### TEXT FOR ANALYSIS
>>>>

JDBC and some databases have TINYINT data type that is not listed here, but I see a codec for it.

Some databases (MySQL family and maybe some others) have non-standard unsigned integer data types.

SQL Standard specifies only TIMESTAMP WITH TIME ZONE. This data type has only time zone offset, but not the time zone name. Some databases really implement it in such way, some can also hold time zone names (Oracle), some don't preserve any time zone information (PostgreSQL), some don't have such data type at all. Why R2DBC use TIMESTAMP with Timezone Offset and TIMESTAMP with Timezone names? Second name looks like SQL type name, but it uses a time zone name unlike the SQL type. Perhaps something like TIMESTAMP with Time Zone should be used for OffsetDateTime. ZonedDateTime can also be supported somehow, but it does not have a corresponding SQL data type.

SQL Standard and some databases have TIME WITH TIME ZONE (java.time.OffsetTime). It looks like nobody knows a valid use case for it, but I think that R2DBC should support it anyway.

Year-month intervals and day-time intervals should be listed separately. They are not compatible. java.time.Duration is a reasonable data type for day-time intervals, but for year-months intervals you need to use a java.time.Period. This class also has days, unlike year-month intervals. Note that PostgreSQL uses ISO semantics for intervals and it is different from the SQL Standard, it's possible to create a combined year-month-day-time interval in this database that works in very weird way in expressions. SQL Standard is more sane in that area. (PostgreSQL supports the SQL Standard data types too.)

<<<<

### USING THE INFORMATION
1. Summarize the notes on R2DBC data types above in two sentences.
2. Write out the passage of the notes on R2DBC data types from "SQL Standard and" up to and including "data types too.)".

### INPUT DATA
>>>>

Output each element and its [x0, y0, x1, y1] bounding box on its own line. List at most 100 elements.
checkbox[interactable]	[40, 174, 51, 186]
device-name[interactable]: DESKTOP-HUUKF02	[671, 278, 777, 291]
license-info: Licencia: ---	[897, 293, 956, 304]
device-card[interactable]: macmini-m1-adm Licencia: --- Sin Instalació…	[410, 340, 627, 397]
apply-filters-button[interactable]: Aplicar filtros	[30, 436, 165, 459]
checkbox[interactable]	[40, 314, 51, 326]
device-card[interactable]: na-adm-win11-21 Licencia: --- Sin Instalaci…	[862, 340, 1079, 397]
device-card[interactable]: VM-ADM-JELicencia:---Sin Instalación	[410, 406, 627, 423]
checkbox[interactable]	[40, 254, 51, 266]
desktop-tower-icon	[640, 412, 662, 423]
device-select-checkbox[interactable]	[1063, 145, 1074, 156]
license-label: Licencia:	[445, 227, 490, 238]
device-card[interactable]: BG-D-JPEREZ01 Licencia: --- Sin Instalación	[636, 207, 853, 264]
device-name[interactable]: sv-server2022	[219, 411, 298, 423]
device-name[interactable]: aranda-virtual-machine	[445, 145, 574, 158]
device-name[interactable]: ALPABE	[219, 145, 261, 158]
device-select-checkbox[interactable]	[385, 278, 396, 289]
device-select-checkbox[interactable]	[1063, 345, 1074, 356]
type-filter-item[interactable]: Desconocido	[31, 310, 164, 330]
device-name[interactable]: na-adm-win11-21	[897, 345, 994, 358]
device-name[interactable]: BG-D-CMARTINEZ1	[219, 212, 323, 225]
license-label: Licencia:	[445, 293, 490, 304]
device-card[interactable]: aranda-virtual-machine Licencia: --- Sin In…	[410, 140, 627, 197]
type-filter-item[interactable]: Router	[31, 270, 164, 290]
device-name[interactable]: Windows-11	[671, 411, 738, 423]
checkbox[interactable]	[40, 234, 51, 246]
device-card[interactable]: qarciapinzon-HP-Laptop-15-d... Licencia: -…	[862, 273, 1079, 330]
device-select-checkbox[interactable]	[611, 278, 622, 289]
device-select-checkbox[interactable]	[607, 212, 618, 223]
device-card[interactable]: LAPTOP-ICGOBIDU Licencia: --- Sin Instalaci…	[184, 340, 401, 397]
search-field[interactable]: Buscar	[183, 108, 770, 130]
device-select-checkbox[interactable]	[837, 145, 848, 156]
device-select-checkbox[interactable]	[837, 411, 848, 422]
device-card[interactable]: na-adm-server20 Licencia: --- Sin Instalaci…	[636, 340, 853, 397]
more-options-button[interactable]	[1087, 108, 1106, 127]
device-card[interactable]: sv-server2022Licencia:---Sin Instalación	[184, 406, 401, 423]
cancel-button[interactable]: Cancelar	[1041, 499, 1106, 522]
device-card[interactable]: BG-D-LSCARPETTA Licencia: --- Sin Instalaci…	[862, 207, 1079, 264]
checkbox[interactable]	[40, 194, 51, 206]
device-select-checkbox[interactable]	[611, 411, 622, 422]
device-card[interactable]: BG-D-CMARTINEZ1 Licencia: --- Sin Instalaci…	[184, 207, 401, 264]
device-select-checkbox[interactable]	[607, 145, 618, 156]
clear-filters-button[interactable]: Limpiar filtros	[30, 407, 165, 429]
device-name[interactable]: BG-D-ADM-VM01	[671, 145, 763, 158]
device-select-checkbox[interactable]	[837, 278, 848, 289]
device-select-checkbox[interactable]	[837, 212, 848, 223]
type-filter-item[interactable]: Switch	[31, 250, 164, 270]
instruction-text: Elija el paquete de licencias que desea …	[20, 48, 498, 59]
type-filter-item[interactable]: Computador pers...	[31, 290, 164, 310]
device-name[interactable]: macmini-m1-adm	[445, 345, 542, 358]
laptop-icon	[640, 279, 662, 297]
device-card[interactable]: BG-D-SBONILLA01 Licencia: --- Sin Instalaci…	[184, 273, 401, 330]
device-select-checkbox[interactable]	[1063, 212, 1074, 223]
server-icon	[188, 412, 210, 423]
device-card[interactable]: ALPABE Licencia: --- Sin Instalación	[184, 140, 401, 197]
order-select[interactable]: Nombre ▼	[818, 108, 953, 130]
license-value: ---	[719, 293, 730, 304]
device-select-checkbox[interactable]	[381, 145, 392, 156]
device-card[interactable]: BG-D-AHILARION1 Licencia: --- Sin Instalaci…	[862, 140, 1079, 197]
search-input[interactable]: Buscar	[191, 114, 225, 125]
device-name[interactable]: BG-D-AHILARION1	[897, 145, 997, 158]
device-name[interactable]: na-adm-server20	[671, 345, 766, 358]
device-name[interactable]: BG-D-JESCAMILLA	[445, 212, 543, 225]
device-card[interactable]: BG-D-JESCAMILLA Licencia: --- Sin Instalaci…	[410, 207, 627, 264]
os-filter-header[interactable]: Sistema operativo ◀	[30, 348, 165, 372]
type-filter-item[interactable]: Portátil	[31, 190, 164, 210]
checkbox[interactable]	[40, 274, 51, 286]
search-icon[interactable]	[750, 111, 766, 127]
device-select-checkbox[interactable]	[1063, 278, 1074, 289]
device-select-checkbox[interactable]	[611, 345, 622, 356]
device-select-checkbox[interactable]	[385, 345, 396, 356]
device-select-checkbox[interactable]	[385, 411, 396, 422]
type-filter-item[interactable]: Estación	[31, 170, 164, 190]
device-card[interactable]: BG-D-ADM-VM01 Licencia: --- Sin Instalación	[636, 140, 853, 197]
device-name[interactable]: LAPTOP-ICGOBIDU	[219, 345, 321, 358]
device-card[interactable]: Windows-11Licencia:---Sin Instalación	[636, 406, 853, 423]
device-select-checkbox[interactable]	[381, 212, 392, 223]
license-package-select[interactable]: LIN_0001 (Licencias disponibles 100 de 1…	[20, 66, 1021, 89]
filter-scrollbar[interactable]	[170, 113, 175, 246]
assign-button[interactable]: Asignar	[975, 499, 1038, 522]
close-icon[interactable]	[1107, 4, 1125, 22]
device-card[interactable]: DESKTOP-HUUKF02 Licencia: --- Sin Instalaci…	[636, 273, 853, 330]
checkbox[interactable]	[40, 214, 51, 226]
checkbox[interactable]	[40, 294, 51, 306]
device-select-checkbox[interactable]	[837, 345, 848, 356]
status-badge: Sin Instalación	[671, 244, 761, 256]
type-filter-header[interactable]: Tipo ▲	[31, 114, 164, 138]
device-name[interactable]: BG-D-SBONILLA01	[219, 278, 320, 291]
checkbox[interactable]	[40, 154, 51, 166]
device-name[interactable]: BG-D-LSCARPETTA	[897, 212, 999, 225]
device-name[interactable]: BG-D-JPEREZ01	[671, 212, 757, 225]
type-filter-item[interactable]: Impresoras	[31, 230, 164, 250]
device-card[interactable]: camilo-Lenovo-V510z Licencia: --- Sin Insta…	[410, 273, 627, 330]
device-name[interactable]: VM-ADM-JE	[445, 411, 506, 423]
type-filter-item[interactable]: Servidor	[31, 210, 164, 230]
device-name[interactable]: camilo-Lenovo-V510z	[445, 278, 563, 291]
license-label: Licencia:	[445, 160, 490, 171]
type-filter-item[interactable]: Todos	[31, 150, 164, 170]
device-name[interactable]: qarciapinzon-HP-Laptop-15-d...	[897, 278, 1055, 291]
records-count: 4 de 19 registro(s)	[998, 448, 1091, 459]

<<<<

### SOLUTIONS TO THE TASKS
1. The notes on R2DBC data types raise several types: TINYINT, which is not listed, the non-standard unsigned integers of the MySQL family, and TIME WITH TIME ZONE, which the writer thinks R2DBC should support anyway. They also question why R2DBC uses the names TIMESTAMP with Timezone Offset and TIMESTAMP with Timezone names, and argue that year-month and day-time intervals should be listed separately because they are not compatible.

2.
SQL Standard and some databases have TIME WITH TIME ZONE (java.time.OffsetTime). It looks like nobody knows a valid use case for it, but I think that R2DBC should support it anyway.

Year-month intervals and day-time intervals should be listed separately. They are not compatible. java.time.Duration is a reasonable data type for day-time intervals, but for year-months intervals you need to use a java.time.Period. This class also has days, unlike year-month intervals. Note that PostgreSQL uses ISO semantics for intervals and it is different from the SQL Standard, it's possible to create a combined year-month-day-time interval in this database that works in very weird way in expressions. SQL Standard is more sane in that area. (PostgreSQL supports the SQL Standard data types too.)